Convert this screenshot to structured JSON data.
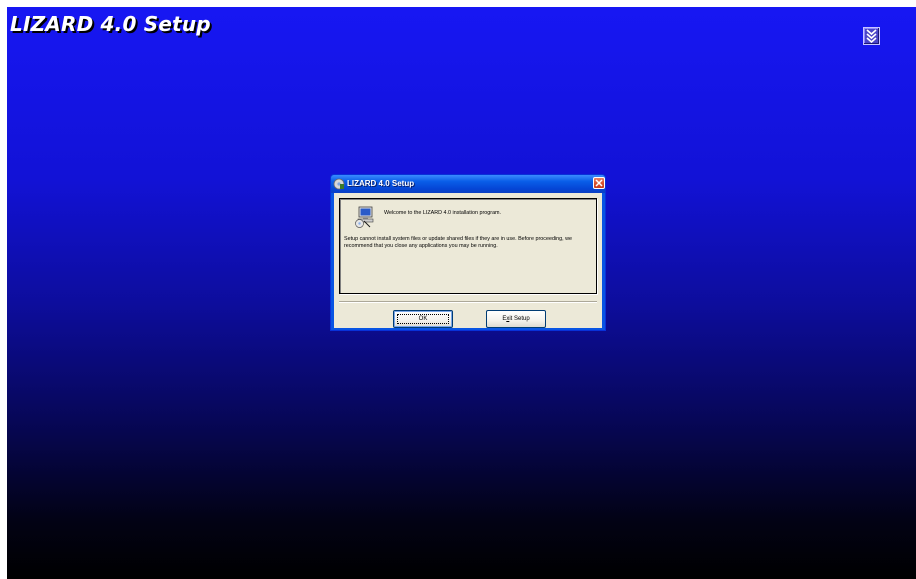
{
  "background": {
    "title": "LIZARD 4.0 Setup",
    "gradient_colors": [
      "#1717f3",
      "#0d0d9c",
      "#000000"
    ],
    "minimize_icon": "chevron-double-down-icon"
  },
  "dialog": {
    "title": "LIZARD 4.0 Setup",
    "title_icon": "setup-disc-icon",
    "close_icon": "close-icon",
    "welcome": "Welcome to the LIZARD 4.0 installation program.",
    "warning": "Setup cannot install system files or update shared files if they are in use. Before proceeding, we recommend that you close any applications you may be running.",
    "ok_label": "OK",
    "exit_label_prefix": "E",
    "exit_label_mnemonic": "x",
    "exit_label_suffix": "it Setup",
    "accent_color": "#0854e3",
    "close_color": "#d9552f"
  }
}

**The request**. Transcribe the full listing character for character. Pictures are excluded.

**Finished exercise**.
Convert this screenshot to structured JSON data.
{
  "background": {
    "title": "LIZARD 4.0 Setup",
    "gradient_colors": [
      "#1717f3",
      "#0d0d9c",
      "#000000"
    ],
    "minimize_icon": "chevron-double-down-icon"
  },
  "dialog": {
    "title": "LIZARD 4.0 Setup",
    "title_icon": "setup-disc-icon",
    "close_icon": "close-icon",
    "welcome": "Welcome to the LIZARD 4.0 installation program.",
    "warning": "Setup cannot install system files or update shared files if they are in use. Before proceeding, we recommend that you close any applications you may be running.",
    "ok_label": "OK",
    "exit_label_prefix": "E",
    "exit_label_mnemonic": "x",
    "exit_label_suffix": "it Setup",
    "accent_color": "#0854e3",
    "close_color": "#d9552f"
  }
}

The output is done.